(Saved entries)
*** Block opens ***

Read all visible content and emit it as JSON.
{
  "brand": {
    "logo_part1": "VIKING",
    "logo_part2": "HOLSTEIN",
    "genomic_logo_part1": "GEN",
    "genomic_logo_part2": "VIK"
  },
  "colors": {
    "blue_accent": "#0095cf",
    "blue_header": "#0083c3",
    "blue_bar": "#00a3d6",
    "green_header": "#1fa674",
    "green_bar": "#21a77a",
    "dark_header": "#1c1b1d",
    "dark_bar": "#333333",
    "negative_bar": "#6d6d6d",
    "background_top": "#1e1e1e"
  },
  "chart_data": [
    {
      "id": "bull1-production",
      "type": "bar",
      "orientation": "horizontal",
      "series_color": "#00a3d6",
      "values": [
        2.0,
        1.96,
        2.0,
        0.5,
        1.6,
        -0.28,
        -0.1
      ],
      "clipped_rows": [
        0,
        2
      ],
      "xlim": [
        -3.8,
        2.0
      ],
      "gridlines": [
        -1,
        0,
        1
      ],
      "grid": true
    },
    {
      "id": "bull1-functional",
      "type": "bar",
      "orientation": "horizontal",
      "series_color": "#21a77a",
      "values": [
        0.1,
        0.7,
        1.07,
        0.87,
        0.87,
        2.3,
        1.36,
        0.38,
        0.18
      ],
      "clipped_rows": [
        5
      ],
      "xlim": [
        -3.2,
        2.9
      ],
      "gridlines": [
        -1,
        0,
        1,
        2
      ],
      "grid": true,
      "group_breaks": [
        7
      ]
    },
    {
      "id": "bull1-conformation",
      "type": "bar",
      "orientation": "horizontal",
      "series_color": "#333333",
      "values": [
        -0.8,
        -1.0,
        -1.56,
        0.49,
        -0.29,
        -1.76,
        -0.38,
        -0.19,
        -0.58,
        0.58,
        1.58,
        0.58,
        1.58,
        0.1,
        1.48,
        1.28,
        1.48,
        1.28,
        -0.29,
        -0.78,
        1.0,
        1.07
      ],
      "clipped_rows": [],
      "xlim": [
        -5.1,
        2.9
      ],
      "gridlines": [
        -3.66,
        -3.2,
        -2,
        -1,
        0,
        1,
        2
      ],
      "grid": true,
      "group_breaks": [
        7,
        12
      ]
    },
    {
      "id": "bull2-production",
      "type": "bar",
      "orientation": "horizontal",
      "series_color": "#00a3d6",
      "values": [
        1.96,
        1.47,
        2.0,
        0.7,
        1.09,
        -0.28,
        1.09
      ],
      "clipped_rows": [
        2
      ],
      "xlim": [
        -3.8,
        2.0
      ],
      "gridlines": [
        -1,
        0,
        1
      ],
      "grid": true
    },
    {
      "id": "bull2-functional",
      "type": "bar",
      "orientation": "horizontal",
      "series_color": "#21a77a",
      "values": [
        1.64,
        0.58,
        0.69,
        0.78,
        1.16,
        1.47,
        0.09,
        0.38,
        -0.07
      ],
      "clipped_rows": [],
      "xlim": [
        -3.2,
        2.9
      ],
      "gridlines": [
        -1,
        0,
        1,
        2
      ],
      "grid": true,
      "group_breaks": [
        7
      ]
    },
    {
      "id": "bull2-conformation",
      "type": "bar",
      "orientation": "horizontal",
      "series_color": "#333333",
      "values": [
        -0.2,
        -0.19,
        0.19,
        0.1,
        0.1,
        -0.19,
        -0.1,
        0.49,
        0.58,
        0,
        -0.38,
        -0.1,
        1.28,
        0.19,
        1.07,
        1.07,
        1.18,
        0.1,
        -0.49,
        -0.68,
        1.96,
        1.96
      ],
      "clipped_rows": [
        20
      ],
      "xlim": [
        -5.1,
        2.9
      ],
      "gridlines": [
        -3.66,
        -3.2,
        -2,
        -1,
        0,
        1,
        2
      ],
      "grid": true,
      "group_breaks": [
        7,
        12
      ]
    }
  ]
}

*** Block closes ***

# Task goal:
Give back every entry exactly.

# Solution:
Read all visible content and emit it as JSON.
{
  "brand": {
    "logo_part1": "VIKING",
    "logo_part2": "HOLSTEIN",
    "genomic_logo_part1": "GEN",
    "genomic_logo_part2": "VIK"
  },
  "colors": {
    "blue_accent": "#0095cf",
    "blue_header": "#0083c3",
    "blue_bar": "#00a3d6",
    "green_header": "#1fa674",
    "green_bar": "#21a77a",
    "dark_header": "#1c1b1d",
    "dark_bar": "#333333",
    "negative_bar": "#6d6d6d",
    "background_top": "#1e1e1e"
  },
  "chart_data": [
    {
      "id": "bull1-production",
      "type": "bar",
      "orientation": "horizontal",
      "series_color": "#00a3d6",
      "values": [
        2.0,
        1.96,
        2.0,
        0.5,
        1.6,
        -0.28,
        -0.1
      ],
      "clipped_rows": [
        0,
        2
      ],
      "xlim": [
        -3.8,
        2.0
      ],
      "gridlines": [
        -1,
        0,
        1
      ],
      "grid": true
    },
    {
      "id": "bull1-functional",
      "type": "bar",
      "orientation": "horizontal",
      "series_color": "#21a77a",
      "values": [
        0.1,
        0.7,
        1.07,
        0.87,
        0.87,
        2.3,
        1.36,
        0.38,
        0.18
      ],
      "clipped_rows": [
        5
      ],
      "xlim": [
        -3.2,
        2.9
      ],
      "gridlines": [
        -1,
        0,
        1,
        2
      ],
      "grid": true,
      "group_breaks": [
        7
      ]
    },
    {
      "id": "bull1-conformation",
      "type": "bar",
      "orientation": "horizontal",
      "series_color": "#333333",
      "values": [
        -0.8,
        -1.0,
        -1.56,
        0.49,
        -0.29,
        -1.76,
        -0.38,
        -0.19,
        -0.58,
        0.58,
        1.58,
        0.58,
        1.58,
        0.1,
        1.48,
        1.28,
        1.48,
        1.28,
        -0.29,
        -0.78,
        1.0,
        1.07
      ],
      "clipped_rows": [],
      "xlim": [
        -5.1,
        2.9
      ],
      "gridlines": [
        -3.66,
        -3.2,
        -2,
        -1,
        0,
        1,
        2
      ],
      "grid": true,
      "group_breaks": [
        7,
        12
      ]
    },
    {
      "id": "bull2-production",
      "type": "bar",
      "orientation": "horizontal",
      "series_color": "#00a3d6",
      "values": [
        1.96,
        1.47,
        2.0,
        0.7,
        1.09,
        -0.28,
        1.09
      ],
      "clipped_rows": [
        2
      ],
      "xlim": [
        -3.8,
        2.0
      ],
      "gridlines": [
        -1,
        0,
        1
      ],
      "grid": true
    },
    {
      "id": "bull2-functional",
      "type": "bar",
      "orientation": "horizontal",
      "series_color": "#21a77a",
      "values": [
        1.64,
        0.58,
        0.69,
        0.78,
        1.16,
        1.47,
        0.09,
        0.38,
        -0.07
      ],
      "clipped_rows": [],
      "xlim": [
        -3.2,
        2.9
      ],
      "gridlines": [
        -1,
        0,
        1,
        2
      ],
      "grid": true,
      "group_breaks": [
        7
      ]
    },
    {
      "id": "bull2-conformation",
      "type": "bar",
      "orientation": "horizontal",
      "series_color": "#333333",
      "values": [
        -0.2,
        -0.19,
        0.19,
        0.1,
        0.1,
        -0.19,
        -0.1,
        0.49,
        0.58,
        0,
        -0.38,
        -0.1,
        1.28,
        0.19,
        1.07,
        1.07,
        1.18,
        0.1,
        -0.49,
        -0.68,
        1.96,
        1.96
      ],
      "clipped_rows": [
        20
      ],
      "xlim": [
        -5.1,
        2.9
      ],
      "gridlines": [
        -3.66,
        -3.2,
        -2,
        -1,
        0,
        1,
        2
      ],
      "grid": true,
      "group_breaks": [
        7,
        12
      ]
    }
  ]
}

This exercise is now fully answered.